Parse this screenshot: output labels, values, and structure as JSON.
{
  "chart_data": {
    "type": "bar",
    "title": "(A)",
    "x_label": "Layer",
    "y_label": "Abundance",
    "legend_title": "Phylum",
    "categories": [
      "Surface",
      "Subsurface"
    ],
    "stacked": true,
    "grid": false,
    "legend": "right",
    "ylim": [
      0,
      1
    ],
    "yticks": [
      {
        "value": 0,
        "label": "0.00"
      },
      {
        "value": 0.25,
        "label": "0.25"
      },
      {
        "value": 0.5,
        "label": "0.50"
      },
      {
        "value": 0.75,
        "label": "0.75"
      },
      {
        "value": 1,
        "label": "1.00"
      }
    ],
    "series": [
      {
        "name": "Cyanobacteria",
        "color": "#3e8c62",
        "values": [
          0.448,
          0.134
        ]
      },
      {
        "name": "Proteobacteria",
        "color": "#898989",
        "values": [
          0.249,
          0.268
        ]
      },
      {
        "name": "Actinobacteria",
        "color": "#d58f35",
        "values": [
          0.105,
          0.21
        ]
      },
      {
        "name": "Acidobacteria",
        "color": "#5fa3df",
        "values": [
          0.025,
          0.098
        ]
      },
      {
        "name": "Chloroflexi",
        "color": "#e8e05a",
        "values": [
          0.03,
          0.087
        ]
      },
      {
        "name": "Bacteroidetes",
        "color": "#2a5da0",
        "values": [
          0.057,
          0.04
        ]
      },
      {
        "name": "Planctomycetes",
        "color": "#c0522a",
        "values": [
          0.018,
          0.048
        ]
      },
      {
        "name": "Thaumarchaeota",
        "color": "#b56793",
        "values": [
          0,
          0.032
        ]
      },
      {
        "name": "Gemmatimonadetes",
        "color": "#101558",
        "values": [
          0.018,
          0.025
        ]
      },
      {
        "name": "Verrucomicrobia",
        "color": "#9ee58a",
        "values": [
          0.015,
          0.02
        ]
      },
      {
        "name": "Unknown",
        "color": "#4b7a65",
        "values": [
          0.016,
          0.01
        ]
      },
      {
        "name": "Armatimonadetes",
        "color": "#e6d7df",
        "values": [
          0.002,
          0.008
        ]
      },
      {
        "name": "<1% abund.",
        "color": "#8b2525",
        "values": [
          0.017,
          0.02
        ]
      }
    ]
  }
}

================================

From first line to last, transcribe the material exactly.

Parse this screenshot: output labels, values, and structure as JSON.
{
  "chart_data": {
    "type": "bar",
    "title": "(A)",
    "x_label": "Layer",
    "y_label": "Abundance",
    "legend_title": "Phylum",
    "categories": [
      "Surface",
      "Subsurface"
    ],
    "stacked": true,
    "grid": false,
    "legend": "right",
    "ylim": [
      0,
      1
    ],
    "yticks": [
      {
        "value": 0,
        "label": "0.00"
      },
      {
        "value": 0.25,
        "label": "0.25"
      },
      {
        "value": 0.5,
        "label": "0.50"
      },
      {
        "value": 0.75,
        "label": "0.75"
      },
      {
        "value": 1,
        "label": "1.00"
      }
    ],
    "series": [
      {
        "name": "Cyanobacteria",
        "color": "#3e8c62",
        "values": [
          0.448,
          0.134
        ]
      },
      {
        "name": "Proteobacteria",
        "color": "#898989",
        "values": [
          0.249,
          0.268
        ]
      },
      {
        "name": "Actinobacteria",
        "color": "#d58f35",
        "values": [
          0.105,
          0.21
        ]
      },
      {
        "name": "Acidobacteria",
        "color": "#5fa3df",
        "values": [
          0.025,
          0.098
        ]
      },
      {
        "name": "Chloroflexi",
        "color": "#e8e05a",
        "values": [
          0.03,
          0.087
        ]
      },
      {
        "name": "Bacteroidetes",
        "color": "#2a5da0",
        "values": [
          0.057,
          0.04
        ]
      },
      {
        "name": "Planctomycetes",
        "color": "#c0522a",
        "values": [
          0.018,
          0.048
        ]
      },
      {
        "name": "Thaumarchaeota",
        "color": "#b56793",
        "values": [
          0,
          0.032
        ]
      },
      {
        "name": "Gemmatimonadetes",
        "color": "#101558",
        "values": [
          0.018,
          0.025
        ]
      },
      {
        "name": "Verrucomicrobia",
        "color": "#9ee58a",
        "values": [
          0.015,
          0.02
        ]
      },
      {
        "name": "Unknown",
        "color": "#4b7a65",
        "values": [
          0.016,
          0.01
        ]
      },
      {
        "name": "Armatimonadetes",
        "color": "#e6d7df",
        "values": [
          0.002,
          0.008
        ]
      },
      {
        "name": "<1% abund.",
        "color": "#8b2525",
        "values": [
          0.017,
          0.02
        ]
      }
    ]
  }
}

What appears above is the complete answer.